> PAGE TEXT:
==================================================

Amazon Web Services is a gold standard in the Cloud market with 250+ services to boast of. Amazon S3 is one AWS Storage service that is widely used and loved in the cloud market. In this article, we will explore and understand Amazon S3 in detail.
Following pointers will be covered in this article,
- What is Amazon Web Services?
- AWS Cloud Storage
- What is Amazon S3?
- What is Amazon S3 Versioning?
- Lifecycle Management in Amazon S3
- When to Use Lifecycle Management?
So let us get started with the first topic in hand,
What is Amazon Web Services?
Amazon Web Services as mentioned above is the gold standard or easily the best Cloud Service provider in the public cloud domain. It provides on-demand Cloud Computing services, that can be rented on metered usage and can be accessed across the globe by using the internet. Here Amazon Web Services takes care of managing and monitoring resources so one as a consumer does not have to invest too much time in doing these activities. It provides services in the following domains:
- Computation
- Storage
- Databases
- Security
- Networking
- Monitoring
- Messaging
- Migration
- Machine Learning
- DevOps
- IoT, etc
It serves in 245+ countries and offers 250+ services. It provides following features,
- Scalability
- Availability
- Metered Usage
- Flexibility
- Durability, etc
So this was about Amazon Web Services, let us now go ahead and understand how AWS Storage works,
AWS Cloud Storage
Cloud storage is nothing but an ability given to you as an individual to store your data on Cloud. Cloud storage lets you store data that can be,
- Files
- Pictures
- Processing Data
- Messages
- Logs
- Videos, etc
Cloud storage lets you store data at an affordable price and lets you take data backups ensuring your data is safe and secure on cloud. This data can be processed making sure you can put your data to use on top of Cloud.

==================================================

> SOURCE DATA:
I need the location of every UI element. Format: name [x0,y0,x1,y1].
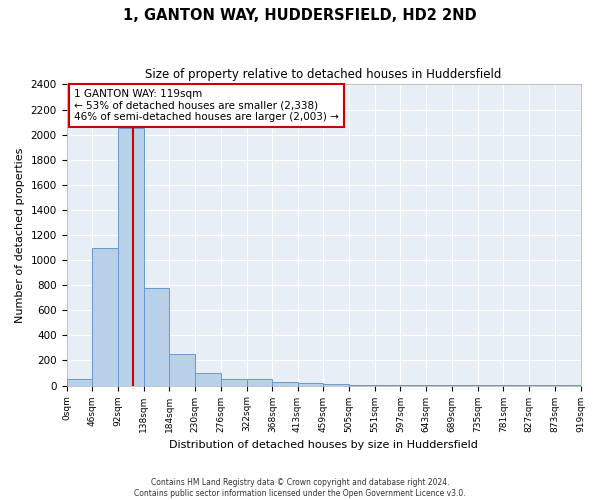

==================================================

> SHORT EXERCISE 1:
Write out the passage of the AWS storage article from "Following pointers will" to "Use Lifecycle Management?".
> SHORT EXERCISE 2:
State whether each statement agrees with the AWS storage article, answering yes or no and quoting the deciding words. (a) AWS offers more than 250 services and serves in more than 245 countries. (b) Consumers of AWS must manage and monitor their resources on their own. (c) The article describes cloud storage as a costly way to store data.

> FINISHED ANSWER 1:
Following pointers will be covered in this article,
- What is Amazon Web Services?
- AWS Cloud Storage
- What is Amazon S3?
- What is Amazon S3 Versioning?
- Lifecycle Management in Amazon S3
- When to Use Lifecycle Management?

> FINISHED ANSWER 2:
(a) Yes: "It serves in 245+ countries and offers 250+ services."
(b) No: "Here Amazon Web Services takes care of managing and monitoring resources so one as a consumer does not have to invest too much time in doing these activities."
(c) No: "Cloud storage lets you store data at an affordable price"